Would it be possible to write out each entry below exactly, without the pictures?

[Records]
------------------------------------------------------------
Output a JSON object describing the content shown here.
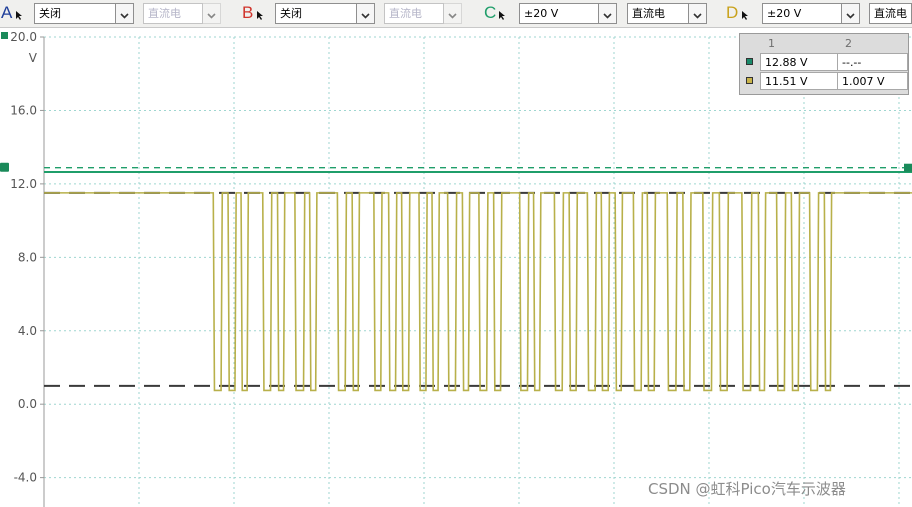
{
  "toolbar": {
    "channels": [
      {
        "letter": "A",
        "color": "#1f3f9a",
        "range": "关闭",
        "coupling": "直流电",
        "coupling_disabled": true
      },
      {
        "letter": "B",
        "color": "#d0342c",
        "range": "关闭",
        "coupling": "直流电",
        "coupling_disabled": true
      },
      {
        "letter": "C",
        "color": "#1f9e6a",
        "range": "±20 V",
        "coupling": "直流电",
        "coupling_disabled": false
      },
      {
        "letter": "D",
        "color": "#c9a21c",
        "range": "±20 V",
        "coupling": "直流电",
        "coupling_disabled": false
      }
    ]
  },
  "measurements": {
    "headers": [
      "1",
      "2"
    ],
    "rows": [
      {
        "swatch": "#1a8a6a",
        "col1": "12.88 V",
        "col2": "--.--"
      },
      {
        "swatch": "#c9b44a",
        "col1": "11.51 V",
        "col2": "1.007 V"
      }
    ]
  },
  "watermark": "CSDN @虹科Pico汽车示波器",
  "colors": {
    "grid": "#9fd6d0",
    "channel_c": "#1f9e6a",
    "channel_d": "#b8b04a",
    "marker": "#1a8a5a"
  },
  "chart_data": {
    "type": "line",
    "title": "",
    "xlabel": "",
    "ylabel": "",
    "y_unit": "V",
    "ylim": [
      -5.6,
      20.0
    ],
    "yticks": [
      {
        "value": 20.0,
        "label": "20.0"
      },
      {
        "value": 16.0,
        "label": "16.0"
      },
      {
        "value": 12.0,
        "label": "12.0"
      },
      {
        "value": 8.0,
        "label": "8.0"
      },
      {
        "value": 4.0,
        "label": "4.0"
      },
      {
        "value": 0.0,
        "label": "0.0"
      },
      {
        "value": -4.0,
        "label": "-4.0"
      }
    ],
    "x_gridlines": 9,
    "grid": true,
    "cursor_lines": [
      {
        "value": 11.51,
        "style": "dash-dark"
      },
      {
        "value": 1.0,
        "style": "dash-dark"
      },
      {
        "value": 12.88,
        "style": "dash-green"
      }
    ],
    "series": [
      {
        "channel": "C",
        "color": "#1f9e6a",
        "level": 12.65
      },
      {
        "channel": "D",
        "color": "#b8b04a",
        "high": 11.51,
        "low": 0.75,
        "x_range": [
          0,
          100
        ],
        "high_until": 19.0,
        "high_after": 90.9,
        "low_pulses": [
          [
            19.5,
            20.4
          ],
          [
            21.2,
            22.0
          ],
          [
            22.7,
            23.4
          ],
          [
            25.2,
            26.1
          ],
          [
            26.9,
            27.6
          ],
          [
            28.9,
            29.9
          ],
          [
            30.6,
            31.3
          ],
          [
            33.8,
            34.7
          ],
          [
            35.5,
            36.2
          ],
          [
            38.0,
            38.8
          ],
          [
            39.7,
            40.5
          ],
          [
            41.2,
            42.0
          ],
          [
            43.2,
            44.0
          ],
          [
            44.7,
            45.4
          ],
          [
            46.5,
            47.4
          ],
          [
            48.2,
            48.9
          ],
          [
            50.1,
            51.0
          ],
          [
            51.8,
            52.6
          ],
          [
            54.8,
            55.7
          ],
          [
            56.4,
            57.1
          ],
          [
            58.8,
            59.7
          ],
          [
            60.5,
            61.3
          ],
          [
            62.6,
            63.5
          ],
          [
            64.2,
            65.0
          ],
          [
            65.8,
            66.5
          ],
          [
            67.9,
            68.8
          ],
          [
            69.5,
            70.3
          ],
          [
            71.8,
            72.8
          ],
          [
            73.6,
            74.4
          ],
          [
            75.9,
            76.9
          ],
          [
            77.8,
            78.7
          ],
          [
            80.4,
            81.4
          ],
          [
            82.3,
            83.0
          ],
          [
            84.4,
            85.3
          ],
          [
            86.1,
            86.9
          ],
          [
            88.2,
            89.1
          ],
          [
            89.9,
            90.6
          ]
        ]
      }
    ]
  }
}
------------------------------------------------------------
- WRITTEN RESPONSE -
Output a JSON object describing the content shown here.
{
  "toolbar": {
    "channels": [
      {
        "letter": "A",
        "color": "#1f3f9a",
        "range": "关闭",
        "coupling": "直流电",
        "coupling_disabled": true
      },
      {
        "letter": "B",
        "color": "#d0342c",
        "range": "关闭",
        "coupling": "直流电",
        "coupling_disabled": true
      },
      {
        "letter": "C",
        "color": "#1f9e6a",
        "range": "±20 V",
        "coupling": "直流电",
        "coupling_disabled": false
      },
      {
        "letter": "D",
        "color": "#c9a21c",
        "range": "±20 V",
        "coupling": "直流电",
        "coupling_disabled": false
      }
    ]
  },
  "measurements": {
    "headers": [
      "1",
      "2"
    ],
    "rows": [
      {
        "swatch": "#1a8a6a",
        "col1": "12.88 V",
        "col2": "--.--"
      },
      {
        "swatch": "#c9b44a",
        "col1": "11.51 V",
        "col2": "1.007 V"
      }
    ]
  },
  "watermark": "CSDN @虹科Pico汽车示波器",
  "colors": {
    "grid": "#9fd6d0",
    "channel_c": "#1f9e6a",
    "channel_d": "#b8b04a",
    "marker": "#1a8a5a"
  },
  "chart_data": {
    "type": "line",
    "title": "",
    "xlabel": "",
    "ylabel": "",
    "y_unit": "V",
    "ylim": [
      -5.6,
      20.0
    ],
    "yticks": [
      {
        "value": 20.0,
        "label": "20.0"
      },
      {
        "value": 16.0,
        "label": "16.0"
      },
      {
        "value": 12.0,
        "label": "12.0"
      },
      {
        "value": 8.0,
        "label": "8.0"
      },
      {
        "value": 4.0,
        "label": "4.0"
      },
      {
        "value": 0.0,
        "label": "0.0"
      },
      {
        "value": -4.0,
        "label": "-4.0"
      }
    ],
    "x_gridlines": 9,
    "grid": true,
    "cursor_lines": [
      {
        "value": 11.51,
        "style": "dash-dark"
      },
      {
        "value": 1.0,
        "style": "dash-dark"
      },
      {
        "value": 12.88,
        "style": "dash-green"
      }
    ],
    "series": [
      {
        "channel": "C",
        "color": "#1f9e6a",
        "level": 12.65
      },
      {
        "channel": "D",
        "color": "#b8b04a",
        "high": 11.51,
        "low": 0.75,
        "x_range": [
          0,
          100
        ],
        "high_until": 19.0,
        "high_after": 90.9,
        "low_pulses": [
          [
            19.5,
            20.4
          ],
          [
            21.2,
            22.0
          ],
          [
            22.7,
            23.4
          ],
          [
            25.2,
            26.1
          ],
          [
            26.9,
            27.6
          ],
          [
            28.9,
            29.9
          ],
          [
            30.6,
            31.3
          ],
          [
            33.8,
            34.7
          ],
          [
            35.5,
            36.2
          ],
          [
            38.0,
            38.8
          ],
          [
            39.7,
            40.5
          ],
          [
            41.2,
            42.0
          ],
          [
            43.2,
            44.0
          ],
          [
            44.7,
            45.4
          ],
          [
            46.5,
            47.4
          ],
          [
            48.2,
            48.9
          ],
          [
            50.1,
            51.0
          ],
          [
            51.8,
            52.6
          ],
          [
            54.8,
            55.7
          ],
          [
            56.4,
            57.1
          ],
          [
            58.8,
            59.7
          ],
          [
            60.5,
            61.3
          ],
          [
            62.6,
            63.5
          ],
          [
            64.2,
            65.0
          ],
          [
            65.8,
            66.5
          ],
          [
            67.9,
            68.8
          ],
          [
            69.5,
            70.3
          ],
          [
            71.8,
            72.8
          ],
          [
            73.6,
            74.4
          ],
          [
            75.9,
            76.9
          ],
          [
            77.8,
            78.7
          ],
          [
            80.4,
            81.4
          ],
          [
            82.3,
            83.0
          ],
          [
            84.4,
            85.3
          ],
          [
            86.1,
            86.9
          ],
          [
            88.2,
            89.1
          ],
          [
            89.9,
            90.6
          ]
        ]
      }
    ]
  }
}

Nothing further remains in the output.